(begin)
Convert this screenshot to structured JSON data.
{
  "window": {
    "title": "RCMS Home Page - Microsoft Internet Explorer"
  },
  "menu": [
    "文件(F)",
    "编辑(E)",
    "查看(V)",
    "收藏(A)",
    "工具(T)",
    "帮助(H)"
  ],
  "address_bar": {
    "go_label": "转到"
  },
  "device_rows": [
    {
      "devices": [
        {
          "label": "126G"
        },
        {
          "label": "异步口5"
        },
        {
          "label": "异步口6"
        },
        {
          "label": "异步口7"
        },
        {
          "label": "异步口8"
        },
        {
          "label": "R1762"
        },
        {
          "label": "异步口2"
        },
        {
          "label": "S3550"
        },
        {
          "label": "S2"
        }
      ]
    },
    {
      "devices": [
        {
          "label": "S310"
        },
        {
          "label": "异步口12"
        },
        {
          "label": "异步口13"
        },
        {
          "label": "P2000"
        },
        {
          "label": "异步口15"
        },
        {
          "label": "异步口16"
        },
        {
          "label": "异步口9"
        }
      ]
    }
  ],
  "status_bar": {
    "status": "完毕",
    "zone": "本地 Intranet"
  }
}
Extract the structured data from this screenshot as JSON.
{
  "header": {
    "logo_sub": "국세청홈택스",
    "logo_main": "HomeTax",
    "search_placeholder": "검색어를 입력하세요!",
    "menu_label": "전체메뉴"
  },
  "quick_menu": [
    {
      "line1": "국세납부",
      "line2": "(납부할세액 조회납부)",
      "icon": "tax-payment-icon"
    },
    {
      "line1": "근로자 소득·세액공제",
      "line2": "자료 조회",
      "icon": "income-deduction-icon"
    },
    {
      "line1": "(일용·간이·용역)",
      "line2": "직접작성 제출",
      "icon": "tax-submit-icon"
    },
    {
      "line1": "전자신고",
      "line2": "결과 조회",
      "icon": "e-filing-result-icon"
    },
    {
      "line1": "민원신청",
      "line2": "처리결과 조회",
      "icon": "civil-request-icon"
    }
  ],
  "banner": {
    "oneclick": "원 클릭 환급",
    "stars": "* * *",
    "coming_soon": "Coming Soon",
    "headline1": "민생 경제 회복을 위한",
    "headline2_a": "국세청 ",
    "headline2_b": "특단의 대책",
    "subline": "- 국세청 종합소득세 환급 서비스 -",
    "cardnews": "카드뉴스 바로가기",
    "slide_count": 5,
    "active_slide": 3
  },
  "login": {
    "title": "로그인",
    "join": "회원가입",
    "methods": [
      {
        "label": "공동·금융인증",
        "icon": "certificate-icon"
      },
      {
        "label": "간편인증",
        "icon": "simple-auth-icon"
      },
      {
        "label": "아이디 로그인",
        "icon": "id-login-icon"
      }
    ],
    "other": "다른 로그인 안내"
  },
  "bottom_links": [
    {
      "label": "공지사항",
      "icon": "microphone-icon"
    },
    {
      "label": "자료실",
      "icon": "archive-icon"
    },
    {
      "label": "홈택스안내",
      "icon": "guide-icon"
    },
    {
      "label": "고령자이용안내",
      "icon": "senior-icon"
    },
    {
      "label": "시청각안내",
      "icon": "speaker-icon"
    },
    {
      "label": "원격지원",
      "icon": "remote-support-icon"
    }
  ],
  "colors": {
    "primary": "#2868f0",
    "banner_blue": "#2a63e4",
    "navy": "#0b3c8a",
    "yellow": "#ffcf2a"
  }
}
(end)
OBJECTIVE:
Word for word, write out the data.

RESPONSE BELOW:
Convert this screenshot to structured JSON data.
{
  "window": {
    "title": "RCMS Home Page - Microsoft Internet Explorer"
  },
  "menu": [
    "文件(F)",
    "编辑(E)",
    "查看(V)",
    "收藏(A)",
    "工具(T)",
    "帮助(H)"
  ],
  "address_bar": {
    "go_label": "转到"
  },
  "device_rows": [
    {
      "devices": [
        {
          "label": "126G"
        },
        {
          "label": "异步口5"
        },
        {
          "label": "异步口6"
        },
        {
          "label": "异步口7"
        },
        {
          "label": "异步口8"
        },
        {
          "label": "R1762"
        },
        {
          "label": "异步口2"
        },
        {
          "label": "S3550"
        },
        {
          "label": "S2"
        }
      ]
    },
    {
      "devices": [
        {
          "label": "S310"
        },
        {
          "label": "异步口12"
        },
        {
          "label": "异步口13"
        },
        {
          "label": "P2000"
        },
        {
          "label": "异步口15"
        },
        {
          "label": "异步口16"
        },
        {
          "label": "异步口9"
        }
      ]
    }
  ],
  "status_bar": {
    "status": "完毕",
    "zone": "本地 Intranet"
  }
}
Extract the structured data from this screenshot as JSON.
{
  "header": {
    "logo_sub": "국세청홈택스",
    "logo_main": "HomeTax",
    "search_placeholder": "검색어를 입력하세요!",
    "menu_label": "전체메뉴"
  },
  "quick_menu": [
    {
      "line1": "국세납부",
      "line2": "(납부할세액 조회납부)",
      "icon": "tax-payment-icon"
    },
    {
      "line1": "근로자 소득·세액공제",
      "line2": "자료 조회",
      "icon": "income-deduction-icon"
    },
    {
      "line1": "(일용·간이·용역)",
      "line2": "직접작성 제출",
      "icon": "tax-submit-icon"
    },
    {
      "line1": "전자신고",
      "line2": "결과 조회",
      "icon": "e-filing-result-icon"
    },
    {
      "line1": "민원신청",
      "line2": "처리결과 조회",
      "icon": "civil-request-icon"
    }
  ],
  "banner": {
    "oneclick": "원 클릭 환급",
    "stars": "* * *",
    "coming_soon": "Coming Soon",
    "headline1": "민생 경제 회복을 위한",
    "headline2_a": "국세청 ",
    "headline2_b": "특단의 대책",
    "subline": "- 국세청 종합소득세 환급 서비스 -",
    "cardnews": "카드뉴스 바로가기",
    "slide_count": 5,
    "active_slide": 3
  },
  "login": {
    "title": "로그인",
    "join": "회원가입",
    "methods": [
      {
        "label": "공동·금융인증",
        "icon": "certificate-icon"
      },
      {
        "label": "간편인증",
        "icon": "simple-auth-icon"
      },
      {
        "label": "아이디 로그인",
        "icon": "id-login-icon"
      }
    ],
    "other": "다른 로그인 안내"
  },
  "bottom_links": [
    {
      "label": "공지사항",
      "icon": "microphone-icon"
    },
    {
      "label": "자료실",
      "icon": "archive-icon"
    },
    {
      "label": "홈택스안내",
      "icon": "guide-icon"
    },
    {
      "label": "고령자이용안내",
      "icon": "senior-icon"
    },
    {
      "label": "시청각안내",
      "icon": "speaker-icon"
    },
    {
      "label": "원격지원",
      "icon": "remote-support-icon"
    }
  ],
  "colors": {
    "primary": "#2868f0",
    "banner_blue": "#2a63e4",
    "navy": "#0b3c8a",
    "yellow": "#ffcf2a"
  }
}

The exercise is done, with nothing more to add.